▶ DESCRIPTION OF THE TASK
Look below and pull out each line with the word "limits".

▶ DATASET EXCERPTS
-------

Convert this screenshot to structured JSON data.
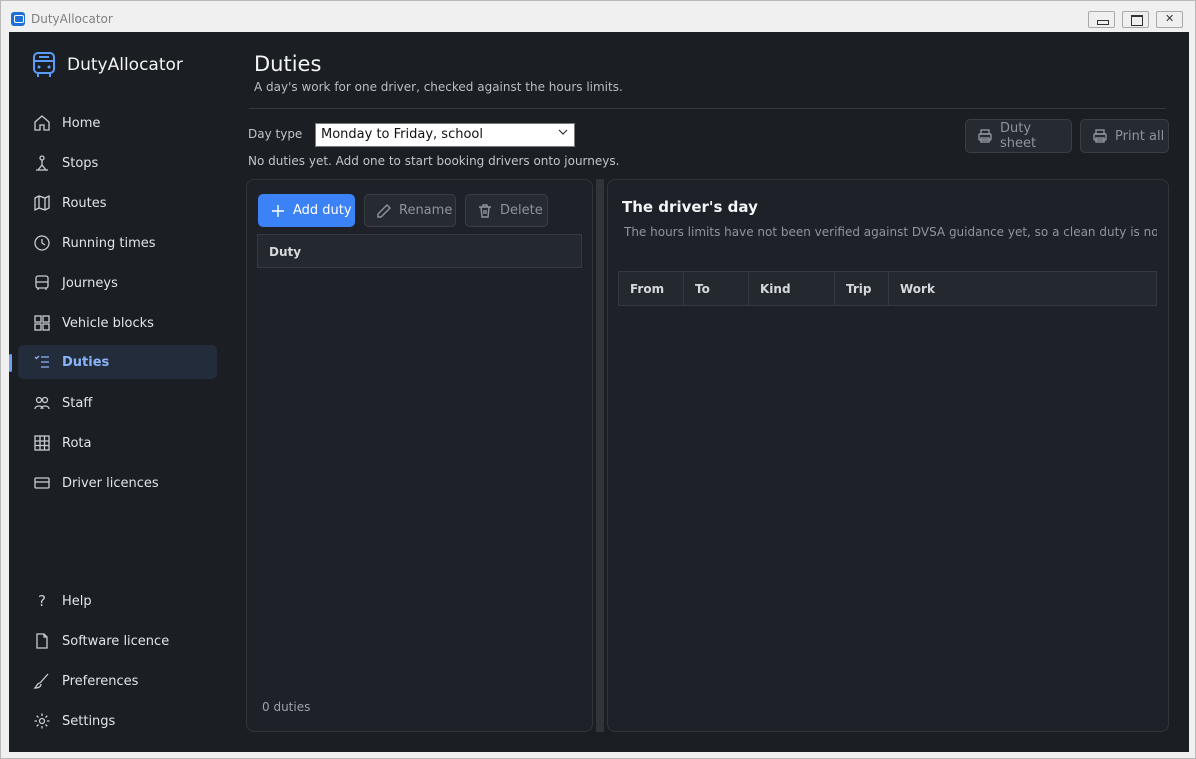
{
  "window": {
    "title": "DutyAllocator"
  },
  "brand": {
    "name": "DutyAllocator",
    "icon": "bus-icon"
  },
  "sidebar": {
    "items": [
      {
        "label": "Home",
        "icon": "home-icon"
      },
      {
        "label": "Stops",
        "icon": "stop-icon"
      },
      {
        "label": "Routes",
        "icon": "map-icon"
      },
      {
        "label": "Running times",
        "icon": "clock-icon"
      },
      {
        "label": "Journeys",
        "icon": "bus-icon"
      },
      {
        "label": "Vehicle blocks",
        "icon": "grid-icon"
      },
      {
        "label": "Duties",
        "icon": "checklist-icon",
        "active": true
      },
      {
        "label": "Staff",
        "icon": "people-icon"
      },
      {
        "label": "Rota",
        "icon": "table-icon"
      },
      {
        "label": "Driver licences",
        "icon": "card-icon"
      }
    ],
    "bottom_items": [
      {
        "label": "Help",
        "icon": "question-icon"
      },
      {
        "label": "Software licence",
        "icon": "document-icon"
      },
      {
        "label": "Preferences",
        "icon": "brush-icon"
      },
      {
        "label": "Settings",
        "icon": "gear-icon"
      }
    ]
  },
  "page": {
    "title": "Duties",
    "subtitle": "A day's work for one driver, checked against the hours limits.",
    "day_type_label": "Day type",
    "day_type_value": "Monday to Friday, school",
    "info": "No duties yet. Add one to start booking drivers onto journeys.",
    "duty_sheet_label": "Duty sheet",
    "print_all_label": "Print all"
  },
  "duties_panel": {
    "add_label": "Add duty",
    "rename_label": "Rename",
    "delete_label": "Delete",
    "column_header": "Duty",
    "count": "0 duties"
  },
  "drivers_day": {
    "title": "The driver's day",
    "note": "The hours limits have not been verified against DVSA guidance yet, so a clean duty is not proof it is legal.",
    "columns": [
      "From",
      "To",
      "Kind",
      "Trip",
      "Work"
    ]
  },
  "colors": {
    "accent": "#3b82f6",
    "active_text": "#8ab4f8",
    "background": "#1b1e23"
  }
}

-------

▶ EXPECTED OUTPUT
    "subtitle": "A day's work for one driver, checked against the hours limits.",
    "note": "The hours limits have not been verified against DVSA guidance yet, so a clean duty is not proof it is legal.",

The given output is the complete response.